▶ [RAW RECORDS]:

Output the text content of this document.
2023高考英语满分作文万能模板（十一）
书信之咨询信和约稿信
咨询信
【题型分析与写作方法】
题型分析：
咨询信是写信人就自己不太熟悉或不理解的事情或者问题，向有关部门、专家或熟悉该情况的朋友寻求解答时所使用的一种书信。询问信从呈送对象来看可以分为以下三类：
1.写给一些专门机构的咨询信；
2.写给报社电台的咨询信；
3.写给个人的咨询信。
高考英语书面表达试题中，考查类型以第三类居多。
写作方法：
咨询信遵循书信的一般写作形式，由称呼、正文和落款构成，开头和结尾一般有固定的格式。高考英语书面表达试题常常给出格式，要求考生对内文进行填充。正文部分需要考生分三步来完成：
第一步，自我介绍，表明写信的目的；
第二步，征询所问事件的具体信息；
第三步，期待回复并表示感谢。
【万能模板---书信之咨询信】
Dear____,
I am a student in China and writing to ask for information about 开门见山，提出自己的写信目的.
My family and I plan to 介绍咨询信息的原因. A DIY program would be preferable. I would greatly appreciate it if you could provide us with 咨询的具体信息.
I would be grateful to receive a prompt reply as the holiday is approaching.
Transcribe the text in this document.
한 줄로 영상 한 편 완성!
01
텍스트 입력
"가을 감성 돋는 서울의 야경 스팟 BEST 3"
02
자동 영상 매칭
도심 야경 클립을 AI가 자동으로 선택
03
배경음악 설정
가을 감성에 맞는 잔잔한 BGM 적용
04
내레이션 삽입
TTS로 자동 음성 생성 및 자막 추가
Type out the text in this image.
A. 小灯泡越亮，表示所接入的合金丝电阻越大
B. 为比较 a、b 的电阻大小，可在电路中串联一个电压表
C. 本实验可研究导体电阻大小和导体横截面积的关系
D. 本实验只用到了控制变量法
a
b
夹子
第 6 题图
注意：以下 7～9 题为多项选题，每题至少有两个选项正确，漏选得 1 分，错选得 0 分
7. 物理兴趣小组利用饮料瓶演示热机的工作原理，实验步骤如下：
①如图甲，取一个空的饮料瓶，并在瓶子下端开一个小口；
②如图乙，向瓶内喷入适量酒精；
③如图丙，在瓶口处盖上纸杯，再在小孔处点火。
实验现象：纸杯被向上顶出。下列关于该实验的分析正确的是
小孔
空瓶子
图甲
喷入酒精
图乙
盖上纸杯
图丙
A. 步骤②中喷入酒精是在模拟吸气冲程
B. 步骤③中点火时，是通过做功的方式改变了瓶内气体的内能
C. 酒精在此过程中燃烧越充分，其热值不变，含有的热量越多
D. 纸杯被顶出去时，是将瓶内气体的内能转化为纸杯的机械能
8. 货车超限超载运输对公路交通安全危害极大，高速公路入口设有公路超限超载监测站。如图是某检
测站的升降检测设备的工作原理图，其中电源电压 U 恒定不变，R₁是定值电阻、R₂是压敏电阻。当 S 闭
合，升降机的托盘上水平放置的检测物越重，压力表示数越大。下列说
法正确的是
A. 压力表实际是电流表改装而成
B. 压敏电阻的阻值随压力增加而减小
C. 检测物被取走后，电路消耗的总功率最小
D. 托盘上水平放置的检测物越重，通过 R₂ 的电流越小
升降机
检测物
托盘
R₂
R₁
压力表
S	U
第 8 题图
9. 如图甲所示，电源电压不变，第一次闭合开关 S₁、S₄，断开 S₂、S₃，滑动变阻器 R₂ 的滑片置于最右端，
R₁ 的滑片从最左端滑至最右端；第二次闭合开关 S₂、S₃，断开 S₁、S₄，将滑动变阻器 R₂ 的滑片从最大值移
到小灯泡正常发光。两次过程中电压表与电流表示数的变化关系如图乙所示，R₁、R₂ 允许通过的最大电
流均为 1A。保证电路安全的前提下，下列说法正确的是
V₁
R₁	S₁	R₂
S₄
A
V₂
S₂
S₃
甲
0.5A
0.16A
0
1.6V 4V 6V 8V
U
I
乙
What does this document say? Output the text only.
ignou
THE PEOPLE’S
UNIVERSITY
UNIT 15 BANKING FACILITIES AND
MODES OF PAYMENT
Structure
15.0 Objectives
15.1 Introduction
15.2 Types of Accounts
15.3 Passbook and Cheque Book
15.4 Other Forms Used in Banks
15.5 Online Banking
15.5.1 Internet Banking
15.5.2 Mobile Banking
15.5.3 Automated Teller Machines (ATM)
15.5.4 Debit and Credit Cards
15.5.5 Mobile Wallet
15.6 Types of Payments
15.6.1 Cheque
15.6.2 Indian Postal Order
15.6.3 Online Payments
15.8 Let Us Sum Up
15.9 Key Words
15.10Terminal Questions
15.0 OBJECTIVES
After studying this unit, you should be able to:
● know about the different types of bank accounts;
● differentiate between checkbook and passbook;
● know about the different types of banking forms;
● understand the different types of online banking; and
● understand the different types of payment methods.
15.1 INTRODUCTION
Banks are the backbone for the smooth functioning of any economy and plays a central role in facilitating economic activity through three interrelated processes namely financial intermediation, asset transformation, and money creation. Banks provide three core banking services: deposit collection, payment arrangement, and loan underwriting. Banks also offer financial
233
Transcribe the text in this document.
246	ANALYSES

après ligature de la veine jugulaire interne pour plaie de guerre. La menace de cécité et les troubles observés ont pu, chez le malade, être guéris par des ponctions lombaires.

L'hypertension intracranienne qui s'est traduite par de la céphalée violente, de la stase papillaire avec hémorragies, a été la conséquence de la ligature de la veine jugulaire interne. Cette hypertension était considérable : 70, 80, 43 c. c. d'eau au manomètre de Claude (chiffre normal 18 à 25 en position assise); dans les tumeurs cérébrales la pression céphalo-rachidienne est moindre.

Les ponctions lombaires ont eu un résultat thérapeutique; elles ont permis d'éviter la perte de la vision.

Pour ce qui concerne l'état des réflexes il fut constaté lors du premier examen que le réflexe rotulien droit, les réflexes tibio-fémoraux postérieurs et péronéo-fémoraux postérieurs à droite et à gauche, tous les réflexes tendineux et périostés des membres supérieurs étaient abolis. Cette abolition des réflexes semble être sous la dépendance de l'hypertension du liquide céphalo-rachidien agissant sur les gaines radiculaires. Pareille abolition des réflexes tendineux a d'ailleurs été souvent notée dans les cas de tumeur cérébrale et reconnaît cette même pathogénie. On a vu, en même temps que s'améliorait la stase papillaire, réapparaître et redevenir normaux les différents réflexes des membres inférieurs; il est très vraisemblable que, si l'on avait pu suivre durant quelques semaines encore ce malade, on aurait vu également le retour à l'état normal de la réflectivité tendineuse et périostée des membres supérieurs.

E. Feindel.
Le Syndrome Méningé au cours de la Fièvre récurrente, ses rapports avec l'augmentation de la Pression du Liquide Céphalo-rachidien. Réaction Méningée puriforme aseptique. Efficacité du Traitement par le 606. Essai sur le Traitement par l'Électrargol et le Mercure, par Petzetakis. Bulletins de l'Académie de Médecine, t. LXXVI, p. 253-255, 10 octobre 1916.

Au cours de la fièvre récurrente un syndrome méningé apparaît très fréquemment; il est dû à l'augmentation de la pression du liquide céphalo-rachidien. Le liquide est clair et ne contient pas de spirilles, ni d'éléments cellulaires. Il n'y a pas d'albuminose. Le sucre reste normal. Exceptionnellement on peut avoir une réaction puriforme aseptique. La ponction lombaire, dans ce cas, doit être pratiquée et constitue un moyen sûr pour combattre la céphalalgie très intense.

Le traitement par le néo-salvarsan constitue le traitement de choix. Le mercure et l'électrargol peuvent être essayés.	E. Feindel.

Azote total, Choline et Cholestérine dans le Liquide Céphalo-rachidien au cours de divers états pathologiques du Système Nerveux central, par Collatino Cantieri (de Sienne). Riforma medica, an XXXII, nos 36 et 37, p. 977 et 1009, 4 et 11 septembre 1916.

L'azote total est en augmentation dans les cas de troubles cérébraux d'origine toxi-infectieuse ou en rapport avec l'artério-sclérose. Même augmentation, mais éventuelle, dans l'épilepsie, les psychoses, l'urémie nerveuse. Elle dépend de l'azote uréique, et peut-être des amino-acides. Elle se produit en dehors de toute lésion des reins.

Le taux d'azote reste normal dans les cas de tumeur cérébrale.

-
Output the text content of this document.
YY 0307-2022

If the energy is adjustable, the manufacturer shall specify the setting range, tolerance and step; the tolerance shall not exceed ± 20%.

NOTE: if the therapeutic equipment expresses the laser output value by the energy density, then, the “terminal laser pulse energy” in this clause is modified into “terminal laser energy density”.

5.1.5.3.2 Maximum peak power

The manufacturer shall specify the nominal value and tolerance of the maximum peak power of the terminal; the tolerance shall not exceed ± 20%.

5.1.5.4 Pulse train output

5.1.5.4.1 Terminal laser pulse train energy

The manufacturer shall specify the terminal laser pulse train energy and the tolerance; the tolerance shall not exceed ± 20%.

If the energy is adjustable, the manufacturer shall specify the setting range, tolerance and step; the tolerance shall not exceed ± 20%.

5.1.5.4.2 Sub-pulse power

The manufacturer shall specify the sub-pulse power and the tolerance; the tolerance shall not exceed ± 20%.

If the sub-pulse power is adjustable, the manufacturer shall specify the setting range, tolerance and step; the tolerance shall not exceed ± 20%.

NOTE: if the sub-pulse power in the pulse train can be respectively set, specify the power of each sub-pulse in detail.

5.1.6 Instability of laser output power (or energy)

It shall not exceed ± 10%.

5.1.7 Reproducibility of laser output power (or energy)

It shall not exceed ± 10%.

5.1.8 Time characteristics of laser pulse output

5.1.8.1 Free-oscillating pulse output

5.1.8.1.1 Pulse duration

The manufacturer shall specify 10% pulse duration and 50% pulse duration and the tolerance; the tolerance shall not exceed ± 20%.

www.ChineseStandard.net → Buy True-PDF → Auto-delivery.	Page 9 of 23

▶ [STATED GOAL]:
Return all lines with the word "this" in them.

▶ [CORRECT ANSWER]:
Output the text content of this document.
Transcribe the text in this document.
Type out the text in this image.
What does this document say? Output the text only.
After studying this unit, you should be able to:
Transcribe the text in this document.
Output the text content of this document.
NOTE: if the therapeutic equipment expresses the laser output value by the energy density, then, the “terminal laser pulse energy” in this clause is modified into “terminal laser energy density”.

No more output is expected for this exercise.